> Data to process:
## BEGIN

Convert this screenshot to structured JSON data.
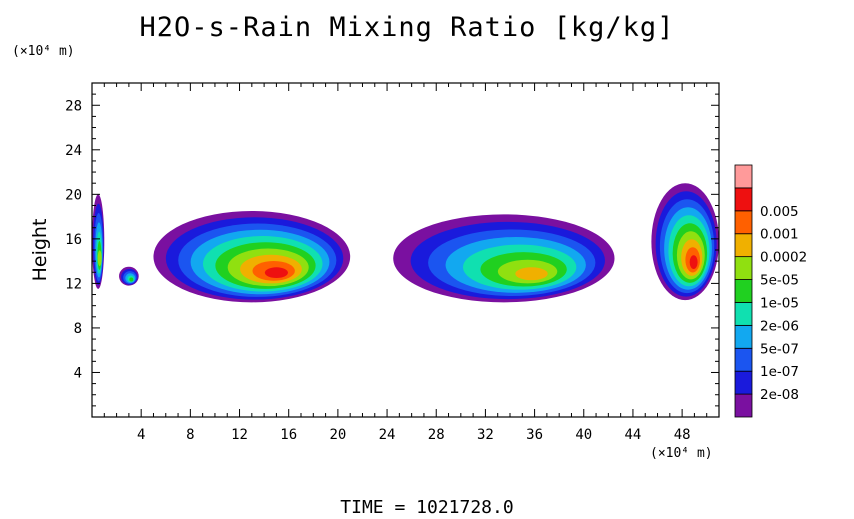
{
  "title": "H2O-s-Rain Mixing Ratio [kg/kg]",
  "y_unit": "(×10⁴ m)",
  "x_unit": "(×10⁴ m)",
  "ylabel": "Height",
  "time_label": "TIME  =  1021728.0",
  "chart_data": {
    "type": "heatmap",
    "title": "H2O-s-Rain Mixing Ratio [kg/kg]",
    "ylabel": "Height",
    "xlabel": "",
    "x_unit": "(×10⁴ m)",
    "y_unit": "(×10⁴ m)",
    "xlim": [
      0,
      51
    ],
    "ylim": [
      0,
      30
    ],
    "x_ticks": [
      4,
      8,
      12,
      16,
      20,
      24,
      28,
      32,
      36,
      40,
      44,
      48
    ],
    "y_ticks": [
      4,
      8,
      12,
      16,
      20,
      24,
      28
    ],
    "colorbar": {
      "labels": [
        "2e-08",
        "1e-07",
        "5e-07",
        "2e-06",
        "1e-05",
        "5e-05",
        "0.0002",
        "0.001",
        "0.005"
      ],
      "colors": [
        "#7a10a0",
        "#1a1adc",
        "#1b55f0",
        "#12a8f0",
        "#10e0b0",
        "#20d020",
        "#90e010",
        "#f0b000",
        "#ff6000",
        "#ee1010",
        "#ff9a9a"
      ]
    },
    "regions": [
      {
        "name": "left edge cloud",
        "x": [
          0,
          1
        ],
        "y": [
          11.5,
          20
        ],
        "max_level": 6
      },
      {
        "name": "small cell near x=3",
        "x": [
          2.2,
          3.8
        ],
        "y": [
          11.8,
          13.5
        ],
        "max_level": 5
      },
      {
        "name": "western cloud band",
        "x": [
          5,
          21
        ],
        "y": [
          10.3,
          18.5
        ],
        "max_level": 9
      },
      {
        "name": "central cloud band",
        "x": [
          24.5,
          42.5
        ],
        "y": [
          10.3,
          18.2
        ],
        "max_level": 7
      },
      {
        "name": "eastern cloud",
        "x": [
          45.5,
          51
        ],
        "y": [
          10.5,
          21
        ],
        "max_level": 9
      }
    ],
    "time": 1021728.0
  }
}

## END
## BEGIN

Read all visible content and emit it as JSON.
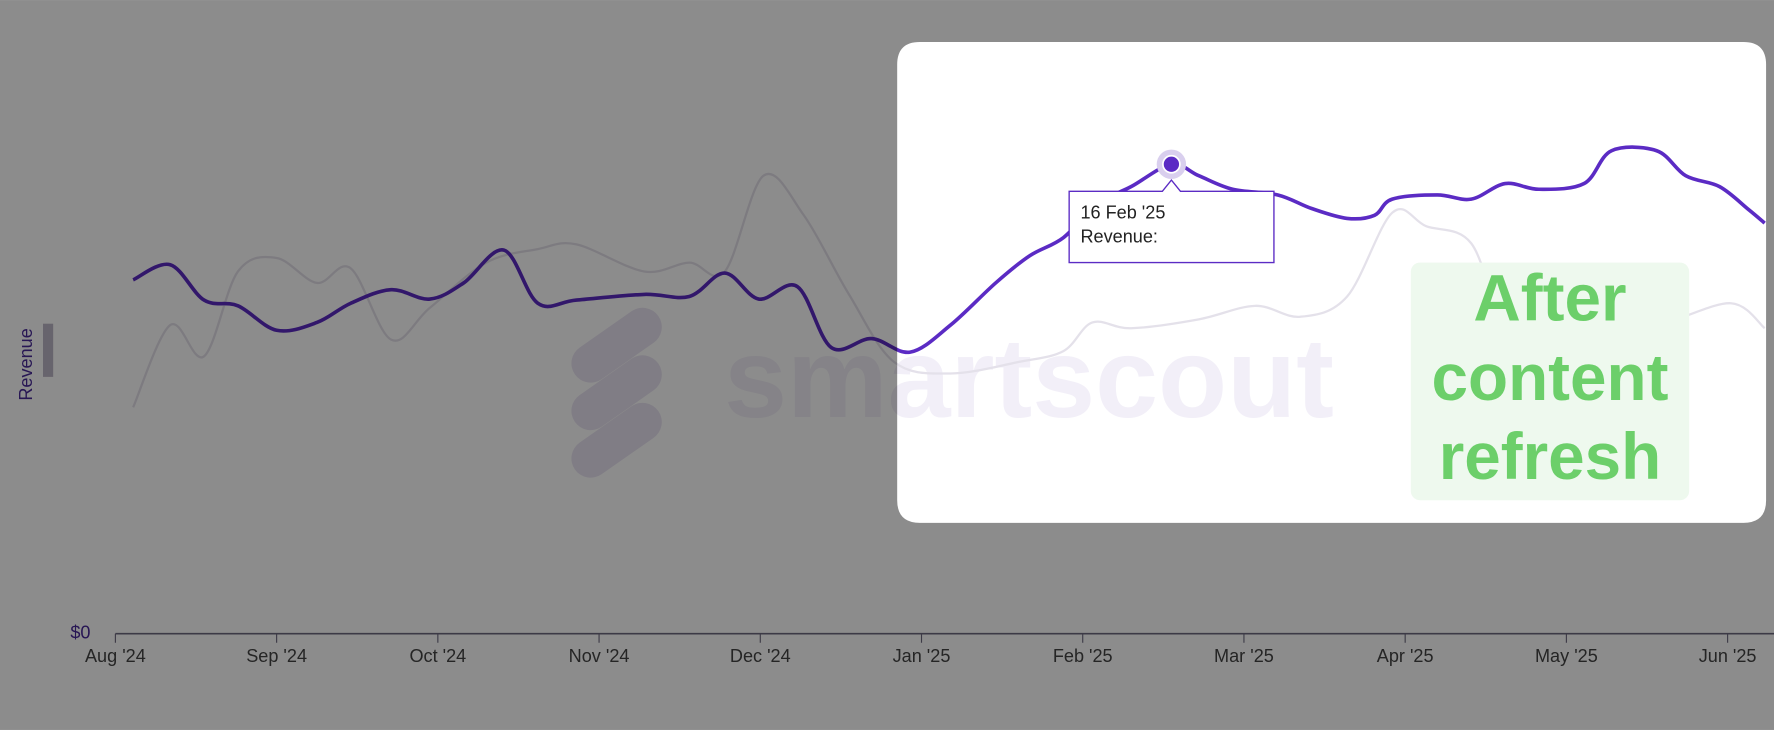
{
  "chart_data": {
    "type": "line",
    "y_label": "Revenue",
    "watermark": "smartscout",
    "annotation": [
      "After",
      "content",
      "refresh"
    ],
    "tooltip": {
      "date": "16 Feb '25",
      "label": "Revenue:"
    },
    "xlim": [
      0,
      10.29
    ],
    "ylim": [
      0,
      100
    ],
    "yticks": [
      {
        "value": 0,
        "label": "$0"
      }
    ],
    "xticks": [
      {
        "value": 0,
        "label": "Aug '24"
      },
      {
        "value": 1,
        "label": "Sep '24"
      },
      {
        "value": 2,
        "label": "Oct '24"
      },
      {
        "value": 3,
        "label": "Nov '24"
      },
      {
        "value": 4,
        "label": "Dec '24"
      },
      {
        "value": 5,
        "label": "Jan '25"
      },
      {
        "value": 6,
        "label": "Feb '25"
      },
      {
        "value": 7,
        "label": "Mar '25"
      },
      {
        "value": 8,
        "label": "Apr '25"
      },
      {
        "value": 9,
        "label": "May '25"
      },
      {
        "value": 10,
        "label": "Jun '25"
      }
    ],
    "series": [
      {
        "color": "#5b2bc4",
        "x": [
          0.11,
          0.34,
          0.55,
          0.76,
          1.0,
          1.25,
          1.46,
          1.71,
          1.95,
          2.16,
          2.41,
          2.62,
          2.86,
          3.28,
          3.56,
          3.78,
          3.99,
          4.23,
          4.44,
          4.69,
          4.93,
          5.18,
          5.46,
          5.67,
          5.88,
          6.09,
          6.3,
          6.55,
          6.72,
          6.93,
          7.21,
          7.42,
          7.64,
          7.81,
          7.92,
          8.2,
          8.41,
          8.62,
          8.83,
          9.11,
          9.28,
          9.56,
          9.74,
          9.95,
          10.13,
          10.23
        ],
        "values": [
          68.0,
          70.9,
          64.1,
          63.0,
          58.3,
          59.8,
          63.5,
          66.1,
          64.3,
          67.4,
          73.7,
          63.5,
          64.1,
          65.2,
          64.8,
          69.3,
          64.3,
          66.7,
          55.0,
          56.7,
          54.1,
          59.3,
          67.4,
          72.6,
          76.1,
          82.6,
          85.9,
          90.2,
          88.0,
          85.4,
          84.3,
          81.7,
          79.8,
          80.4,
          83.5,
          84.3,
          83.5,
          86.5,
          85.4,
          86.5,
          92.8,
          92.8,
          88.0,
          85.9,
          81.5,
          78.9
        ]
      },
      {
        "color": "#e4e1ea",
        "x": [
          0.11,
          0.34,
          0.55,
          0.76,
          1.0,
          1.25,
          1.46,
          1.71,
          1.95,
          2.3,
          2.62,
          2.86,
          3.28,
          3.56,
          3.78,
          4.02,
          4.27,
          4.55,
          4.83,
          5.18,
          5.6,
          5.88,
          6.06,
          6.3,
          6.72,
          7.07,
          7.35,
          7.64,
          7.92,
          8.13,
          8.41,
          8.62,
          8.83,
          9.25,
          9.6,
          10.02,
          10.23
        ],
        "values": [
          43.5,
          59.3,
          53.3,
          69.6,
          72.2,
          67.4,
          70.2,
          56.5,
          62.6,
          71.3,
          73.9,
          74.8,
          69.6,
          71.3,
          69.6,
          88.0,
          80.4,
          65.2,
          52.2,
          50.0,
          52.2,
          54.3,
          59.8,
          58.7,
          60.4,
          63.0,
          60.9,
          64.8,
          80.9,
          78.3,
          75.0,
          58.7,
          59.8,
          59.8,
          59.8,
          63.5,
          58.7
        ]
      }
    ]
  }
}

## END

> What the exercise asks: Pick out and copy every line that contains the word "JSON".

> Task output:
Convert this screenshot to structured JSON data.
Read all visible content and emit it as JSON.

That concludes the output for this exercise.